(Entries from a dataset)
————————
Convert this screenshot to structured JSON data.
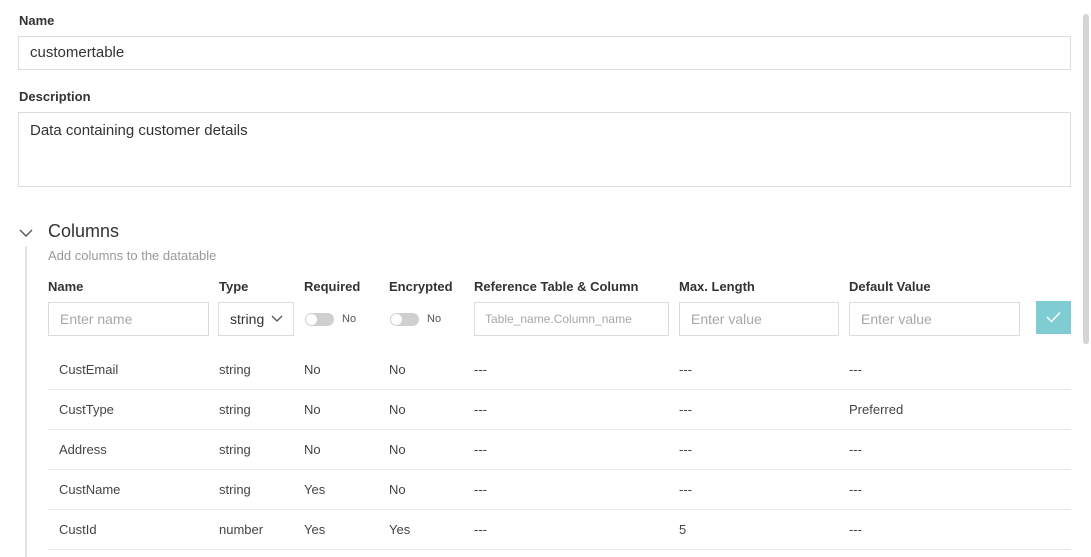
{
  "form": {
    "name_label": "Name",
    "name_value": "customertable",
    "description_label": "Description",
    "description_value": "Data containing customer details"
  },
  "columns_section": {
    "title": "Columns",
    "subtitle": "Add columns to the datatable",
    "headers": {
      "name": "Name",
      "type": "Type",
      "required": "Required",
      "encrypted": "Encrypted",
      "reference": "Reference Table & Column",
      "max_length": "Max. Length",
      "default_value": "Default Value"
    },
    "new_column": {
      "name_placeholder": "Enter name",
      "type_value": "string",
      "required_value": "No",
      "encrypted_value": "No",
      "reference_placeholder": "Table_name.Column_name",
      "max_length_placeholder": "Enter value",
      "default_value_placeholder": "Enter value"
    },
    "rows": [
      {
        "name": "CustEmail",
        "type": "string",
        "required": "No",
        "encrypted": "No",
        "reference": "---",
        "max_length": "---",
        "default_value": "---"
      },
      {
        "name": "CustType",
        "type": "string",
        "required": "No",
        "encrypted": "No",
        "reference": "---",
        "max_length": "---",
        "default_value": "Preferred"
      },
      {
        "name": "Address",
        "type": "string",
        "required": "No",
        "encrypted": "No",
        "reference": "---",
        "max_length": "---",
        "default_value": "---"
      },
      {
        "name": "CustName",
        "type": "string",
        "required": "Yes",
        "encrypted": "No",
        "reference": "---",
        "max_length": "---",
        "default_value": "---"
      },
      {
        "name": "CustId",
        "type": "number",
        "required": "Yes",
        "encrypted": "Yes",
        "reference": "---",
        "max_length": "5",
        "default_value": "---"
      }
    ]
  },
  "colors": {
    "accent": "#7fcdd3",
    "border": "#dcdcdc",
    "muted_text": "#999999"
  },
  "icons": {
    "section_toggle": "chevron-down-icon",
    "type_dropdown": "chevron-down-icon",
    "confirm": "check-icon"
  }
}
————————
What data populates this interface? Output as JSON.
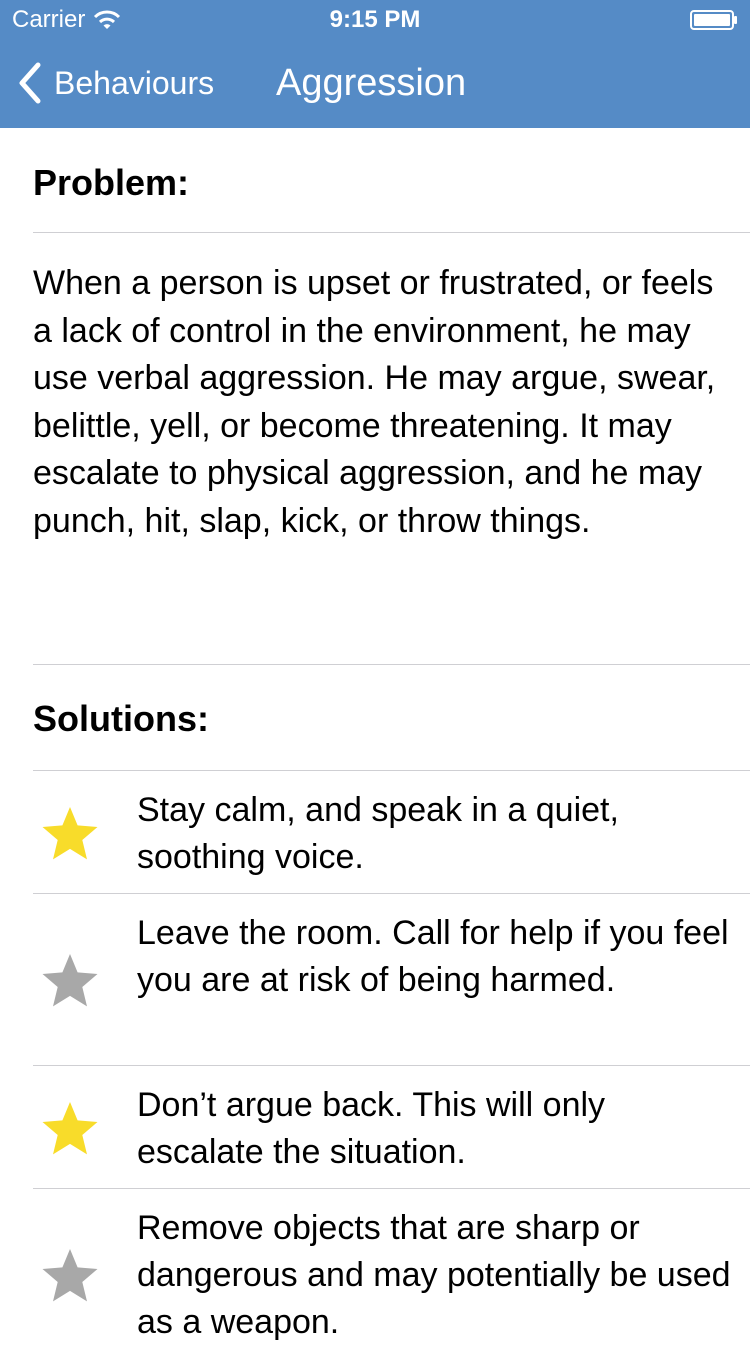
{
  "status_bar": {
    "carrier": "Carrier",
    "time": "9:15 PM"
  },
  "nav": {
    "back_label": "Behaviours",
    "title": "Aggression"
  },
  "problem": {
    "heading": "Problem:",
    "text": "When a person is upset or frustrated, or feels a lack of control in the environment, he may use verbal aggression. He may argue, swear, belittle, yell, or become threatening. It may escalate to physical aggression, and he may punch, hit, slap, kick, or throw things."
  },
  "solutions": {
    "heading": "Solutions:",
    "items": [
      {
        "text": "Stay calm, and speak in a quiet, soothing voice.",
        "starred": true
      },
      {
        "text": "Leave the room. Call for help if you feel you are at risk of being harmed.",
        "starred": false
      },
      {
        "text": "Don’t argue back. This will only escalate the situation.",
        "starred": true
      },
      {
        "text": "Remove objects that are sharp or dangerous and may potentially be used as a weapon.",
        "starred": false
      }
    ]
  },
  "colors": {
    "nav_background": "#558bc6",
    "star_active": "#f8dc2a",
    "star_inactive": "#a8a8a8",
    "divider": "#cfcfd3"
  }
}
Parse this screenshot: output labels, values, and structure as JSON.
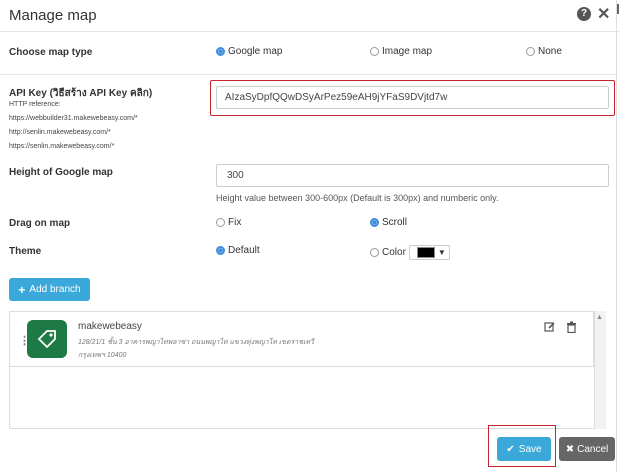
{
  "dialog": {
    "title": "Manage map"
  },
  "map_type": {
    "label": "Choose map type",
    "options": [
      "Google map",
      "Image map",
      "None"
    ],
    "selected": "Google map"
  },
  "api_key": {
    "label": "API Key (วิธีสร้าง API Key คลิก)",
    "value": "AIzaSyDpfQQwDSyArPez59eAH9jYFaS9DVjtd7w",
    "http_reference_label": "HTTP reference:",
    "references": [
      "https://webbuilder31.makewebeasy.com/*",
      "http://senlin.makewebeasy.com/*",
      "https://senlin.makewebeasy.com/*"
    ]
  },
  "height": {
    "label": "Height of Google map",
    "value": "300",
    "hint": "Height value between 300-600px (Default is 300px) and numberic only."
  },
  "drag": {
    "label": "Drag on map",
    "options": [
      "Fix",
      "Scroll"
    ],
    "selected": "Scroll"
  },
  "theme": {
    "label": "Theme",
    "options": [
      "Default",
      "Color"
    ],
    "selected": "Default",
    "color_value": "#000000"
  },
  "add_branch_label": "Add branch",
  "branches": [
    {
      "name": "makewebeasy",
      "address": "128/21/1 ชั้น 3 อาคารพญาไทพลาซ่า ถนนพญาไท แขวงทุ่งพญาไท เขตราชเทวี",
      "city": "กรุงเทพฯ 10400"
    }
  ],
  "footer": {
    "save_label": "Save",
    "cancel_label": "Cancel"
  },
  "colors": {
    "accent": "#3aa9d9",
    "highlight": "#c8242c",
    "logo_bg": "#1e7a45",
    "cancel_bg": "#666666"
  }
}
————————
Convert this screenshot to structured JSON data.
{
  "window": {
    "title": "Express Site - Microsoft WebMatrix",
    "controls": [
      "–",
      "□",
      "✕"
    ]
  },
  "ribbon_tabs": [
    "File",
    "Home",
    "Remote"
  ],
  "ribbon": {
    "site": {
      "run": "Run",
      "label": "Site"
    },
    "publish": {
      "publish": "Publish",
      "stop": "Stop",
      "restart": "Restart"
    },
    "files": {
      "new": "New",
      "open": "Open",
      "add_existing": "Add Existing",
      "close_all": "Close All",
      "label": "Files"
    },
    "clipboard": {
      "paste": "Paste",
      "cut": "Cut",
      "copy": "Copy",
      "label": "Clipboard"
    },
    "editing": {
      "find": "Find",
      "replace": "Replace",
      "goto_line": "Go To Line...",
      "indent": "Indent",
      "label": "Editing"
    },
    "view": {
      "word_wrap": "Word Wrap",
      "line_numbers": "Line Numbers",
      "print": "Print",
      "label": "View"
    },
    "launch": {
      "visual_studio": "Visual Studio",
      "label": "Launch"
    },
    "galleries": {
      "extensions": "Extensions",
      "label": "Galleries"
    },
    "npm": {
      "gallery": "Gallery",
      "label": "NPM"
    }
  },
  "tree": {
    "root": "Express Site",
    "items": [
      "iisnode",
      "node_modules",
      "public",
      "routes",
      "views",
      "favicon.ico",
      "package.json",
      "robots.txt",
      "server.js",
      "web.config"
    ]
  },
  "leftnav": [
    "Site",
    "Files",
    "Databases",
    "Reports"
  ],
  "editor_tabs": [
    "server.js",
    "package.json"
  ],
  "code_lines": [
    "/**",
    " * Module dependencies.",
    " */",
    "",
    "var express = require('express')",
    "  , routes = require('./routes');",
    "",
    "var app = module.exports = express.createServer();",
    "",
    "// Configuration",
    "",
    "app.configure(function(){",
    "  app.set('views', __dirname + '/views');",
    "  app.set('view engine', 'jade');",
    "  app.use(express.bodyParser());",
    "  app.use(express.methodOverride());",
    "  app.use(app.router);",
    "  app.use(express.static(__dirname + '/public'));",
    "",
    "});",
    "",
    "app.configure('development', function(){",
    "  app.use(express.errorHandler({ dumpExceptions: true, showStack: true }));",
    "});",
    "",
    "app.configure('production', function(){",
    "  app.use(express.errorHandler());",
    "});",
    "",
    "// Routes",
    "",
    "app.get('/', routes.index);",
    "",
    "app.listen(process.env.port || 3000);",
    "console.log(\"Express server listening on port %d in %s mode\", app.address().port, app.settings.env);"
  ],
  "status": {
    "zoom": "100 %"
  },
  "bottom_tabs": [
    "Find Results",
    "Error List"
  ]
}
————————
The problem -
Which lines hold the word "public"? Copy all of them.

Result of this exercise -
      "public",
    "  app.use(express.static(__dirname + '/public'));",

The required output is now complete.